TEXT SHOWN below:

Down on the San Siro pitch, soaked in sweat and with euphoria temporarily extinguishing the ache of limbs, Madrid’s players threw Zinedine Zidane into the air. As a manger, the Frenchman had secured the Champions League at the first attempt, propelling Madrid to their 11th European Cup overall, his revival of their season after taking over midway through complete.
On the surface, this was the essence of Madrid: stars, leaders, grandeur, glory, style, cups. And yet, in a way, it wasn’t quite.
This had been a curious performance from Europe’s traditional kings. They’d started in a blaze and had gone ahead early, but just when it had looked as though they were ready to romp to the line, they became conservative and reactive.
In the second half, Atletico Madrid established control and then dominated: The ball belonged mainly to them, Antoine Griezmann missed a penalty and Yannick Carrasco levelled things up.
Barely moving by the end, Zidane’s men made it to penalties to win it. But to get there, they’d conceded more than 52 percent possession to Atletico, per WhoScored.com, sitting and waiting for Diego Simeone’s men, counterattacking the counterattackers.
Who had seen that coming? In the two previous rounds, Atletico had recorded possession figures of 26 percent, 23 percent, 26 percent and 27 percent in four straight clashes with Barcelona and Bayern Munich. Based on that, no one had expected them to dictate terms to Real.
Except Simeone and his players.
“Casemiro offers them defensive steel,” the Argentinian had said at his club’s open media day a week earlier. “I expect they’ll play on the counter, as they have been doing up until now in the competition.” Midfielder Koke had said the same: “[Real Madrid’s] strengths are in defence and on the counterattack. They’ve greatly improved with Casemiro in midfield.”
Such comments could have been interpreted as a challenge from Atleti, daring Real to go for it and expose themselves. But there was also something striking in the observations: Atleti saw Real as functional rather than explosive; they spoke of a change in their cross-city rivals; and in Zidane, Simeone saw a pragmatist rather than a stylist.
And in Milan, that pragmatism won—which was the only thing that mattered.
But will that change now?
As Zidane prepares to embark on his second season in charge of Madrid, the question of style is an intriguing one.

End of TEXT SHOWN.
DATASET EXCERPTS below:

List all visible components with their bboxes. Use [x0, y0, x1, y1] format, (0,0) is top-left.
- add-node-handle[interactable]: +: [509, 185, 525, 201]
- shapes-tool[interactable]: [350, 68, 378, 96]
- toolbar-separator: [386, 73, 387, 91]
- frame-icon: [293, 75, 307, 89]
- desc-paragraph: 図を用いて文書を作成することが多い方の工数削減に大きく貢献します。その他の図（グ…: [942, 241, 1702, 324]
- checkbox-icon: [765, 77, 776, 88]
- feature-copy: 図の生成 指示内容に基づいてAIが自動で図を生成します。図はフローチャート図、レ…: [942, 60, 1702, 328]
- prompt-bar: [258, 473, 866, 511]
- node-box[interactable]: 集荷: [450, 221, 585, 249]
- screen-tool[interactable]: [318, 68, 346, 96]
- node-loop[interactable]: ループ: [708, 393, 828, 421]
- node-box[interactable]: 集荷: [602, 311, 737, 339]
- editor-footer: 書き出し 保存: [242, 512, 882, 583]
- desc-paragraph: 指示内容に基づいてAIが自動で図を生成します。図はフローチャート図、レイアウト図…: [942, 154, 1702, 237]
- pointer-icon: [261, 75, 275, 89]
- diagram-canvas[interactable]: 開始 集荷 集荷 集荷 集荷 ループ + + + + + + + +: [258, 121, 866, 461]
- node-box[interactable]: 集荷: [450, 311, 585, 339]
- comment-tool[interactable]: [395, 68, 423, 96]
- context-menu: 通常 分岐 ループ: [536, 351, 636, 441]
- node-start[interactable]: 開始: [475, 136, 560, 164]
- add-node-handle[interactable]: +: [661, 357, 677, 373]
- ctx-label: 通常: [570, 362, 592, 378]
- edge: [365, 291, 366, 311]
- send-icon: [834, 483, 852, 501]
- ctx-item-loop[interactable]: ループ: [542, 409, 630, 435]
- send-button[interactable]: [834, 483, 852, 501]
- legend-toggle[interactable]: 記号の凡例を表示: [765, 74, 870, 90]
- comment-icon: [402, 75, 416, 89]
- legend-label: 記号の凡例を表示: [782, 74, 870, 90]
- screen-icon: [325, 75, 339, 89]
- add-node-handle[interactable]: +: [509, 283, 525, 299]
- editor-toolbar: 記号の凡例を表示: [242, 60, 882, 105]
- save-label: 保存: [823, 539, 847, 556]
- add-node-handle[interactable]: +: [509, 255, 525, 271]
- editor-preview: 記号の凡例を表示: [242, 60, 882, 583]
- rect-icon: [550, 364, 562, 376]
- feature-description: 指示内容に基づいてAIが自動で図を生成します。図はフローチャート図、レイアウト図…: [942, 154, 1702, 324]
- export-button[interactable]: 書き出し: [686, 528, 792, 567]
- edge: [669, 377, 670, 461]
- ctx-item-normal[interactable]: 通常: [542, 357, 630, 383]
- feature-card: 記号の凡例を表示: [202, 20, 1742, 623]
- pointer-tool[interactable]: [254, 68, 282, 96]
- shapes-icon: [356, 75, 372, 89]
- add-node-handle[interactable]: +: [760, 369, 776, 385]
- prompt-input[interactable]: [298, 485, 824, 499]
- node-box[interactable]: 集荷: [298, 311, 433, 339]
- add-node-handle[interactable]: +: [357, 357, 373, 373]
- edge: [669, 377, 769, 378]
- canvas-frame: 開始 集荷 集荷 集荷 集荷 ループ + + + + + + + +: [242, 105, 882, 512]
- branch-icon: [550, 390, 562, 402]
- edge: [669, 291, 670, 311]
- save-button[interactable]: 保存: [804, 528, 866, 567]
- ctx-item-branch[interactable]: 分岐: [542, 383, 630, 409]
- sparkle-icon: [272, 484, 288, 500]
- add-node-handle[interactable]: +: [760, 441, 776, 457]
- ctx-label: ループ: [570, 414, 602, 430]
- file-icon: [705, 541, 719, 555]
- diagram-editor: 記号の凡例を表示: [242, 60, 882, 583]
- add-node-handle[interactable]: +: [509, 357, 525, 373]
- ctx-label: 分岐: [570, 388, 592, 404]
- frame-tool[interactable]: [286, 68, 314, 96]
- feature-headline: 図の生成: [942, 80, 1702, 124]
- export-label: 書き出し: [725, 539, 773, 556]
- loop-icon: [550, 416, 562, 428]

End of DATASET EXCERPTS.

* **ASSIGNED TASK**
Please say whether each statement agrees with the article on the Champions League final, answering yes or no and quoting the deciding words of the article. 1. Atletico Madrid had more than half of the possession. 2. Antoine Griezmann scored a penalty for Atletico. 3. Before the final, Simeone predicted that Real would play on the counter.

* **ANSWER TO THIS EXERCISE**
1. Yes: "they’d conceded more than 52 percent possession to Atletico"
2. No: "Antoine Griezmann missed a penalty"
3. Yes: "I expect they’ll play on the counter"